> WORK TO COMPLETE
Your task is to output every record exactly as it is given.

··· DATA SHOWN ···

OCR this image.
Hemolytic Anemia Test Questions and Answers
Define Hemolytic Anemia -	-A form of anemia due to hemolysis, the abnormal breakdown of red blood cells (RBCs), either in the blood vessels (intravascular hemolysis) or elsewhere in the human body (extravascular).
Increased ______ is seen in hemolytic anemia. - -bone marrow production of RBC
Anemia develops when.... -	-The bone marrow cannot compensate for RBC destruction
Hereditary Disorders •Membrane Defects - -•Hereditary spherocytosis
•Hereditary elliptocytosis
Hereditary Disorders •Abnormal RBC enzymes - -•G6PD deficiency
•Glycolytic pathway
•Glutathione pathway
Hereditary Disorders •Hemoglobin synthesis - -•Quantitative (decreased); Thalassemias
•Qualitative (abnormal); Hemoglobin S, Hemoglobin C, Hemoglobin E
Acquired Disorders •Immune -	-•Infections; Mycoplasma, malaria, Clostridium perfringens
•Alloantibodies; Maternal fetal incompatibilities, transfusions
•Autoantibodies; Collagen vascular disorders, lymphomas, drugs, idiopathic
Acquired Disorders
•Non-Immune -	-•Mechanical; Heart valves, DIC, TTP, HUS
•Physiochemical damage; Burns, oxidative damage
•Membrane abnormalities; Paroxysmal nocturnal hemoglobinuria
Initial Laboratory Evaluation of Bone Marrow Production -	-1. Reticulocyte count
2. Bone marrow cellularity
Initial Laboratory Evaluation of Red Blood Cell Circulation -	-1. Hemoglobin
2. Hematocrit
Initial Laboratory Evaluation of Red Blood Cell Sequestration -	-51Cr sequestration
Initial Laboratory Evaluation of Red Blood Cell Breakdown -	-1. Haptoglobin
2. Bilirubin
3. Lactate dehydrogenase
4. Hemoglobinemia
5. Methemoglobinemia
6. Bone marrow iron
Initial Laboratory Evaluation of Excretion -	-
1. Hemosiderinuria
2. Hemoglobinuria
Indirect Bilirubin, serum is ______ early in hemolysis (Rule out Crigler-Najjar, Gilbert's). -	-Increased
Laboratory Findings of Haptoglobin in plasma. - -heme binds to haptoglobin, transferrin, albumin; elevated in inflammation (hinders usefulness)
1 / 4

···

> TASK OUTPUT
OCR this image.
Hemolytic Anemia Test Questions and Answers
Define Hemolytic Anemia -	-A form of anemia due to hemolysis, the abnormal breakdown of red blood cells (RBCs), either in the blood vessels (intravascular hemolysis) or elsewhere in the human body (extravascular).
Increased ______ is seen in hemolytic anemia. - -bone marrow production of RBC
Anemia develops when.... -	-The bone marrow cannot compensate for RBC destruction
Hereditary Disorders •Membrane Defects - -•Hereditary spherocytosis
•Hereditary elliptocytosis
Hereditary Disorders •Abnormal RBC enzymes - -•G6PD deficiency
•Glycolytic pathway
•Glutathione pathway
Hereditary Disorders •Hemoglobin synthesis - -•Quantitative (decreased); Thalassemias
•Qualitative (abnormal); Hemoglobin S, Hemoglobin C, Hemoglobin E
Acquired Disorders •Immune -	-•Infections; Mycoplasma, malaria, Clostridium perfringens
•Alloantibodies; Maternal fetal incompatibilities, transfusions
•Autoantibodies; Collagen vascular disorders, lymphomas, drugs, idiopathic
Acquired Disorders
•Non-Immune -	-•Mechanical; Heart valves, DIC, TTP, HUS
•Physiochemical damage; Burns, oxidative damage
•Membrane abnormalities; Paroxysmal nocturnal hemoglobinuria
Initial Laboratory Evaluation of Bone Marrow Production -	-1. Reticulocyte count
2. Bone marrow cellularity
Initial Laboratory Evaluation of Red Blood Cell Circulation -	-1. Hemoglobin
2. Hematocrit
Initial Laboratory Evaluation of Red Blood Cell Sequestration -	-51Cr sequestration
Initial Laboratory Evaluation of Red Blood Cell Breakdown -	-1. Haptoglobin
2. Bilirubin
3. Lactate dehydrogenase
4. Hemoglobinemia
5. Methemoglobinemia
6. Bone marrow iron
Initial Laboratory Evaluation of Excretion -	-
1. Hemosiderinuria
2. Hemoglobinuria
Indirect Bilirubin, serum is ______ early in hemolysis (Rule out Crigler-Najjar, Gilbert's). -	-Increased
Laboratory Findings of Haptoglobin in plasma. - -heme binds to haptoglobin, transferrin, albumin; elevated in inflammation (hinders usefulness)
1 / 4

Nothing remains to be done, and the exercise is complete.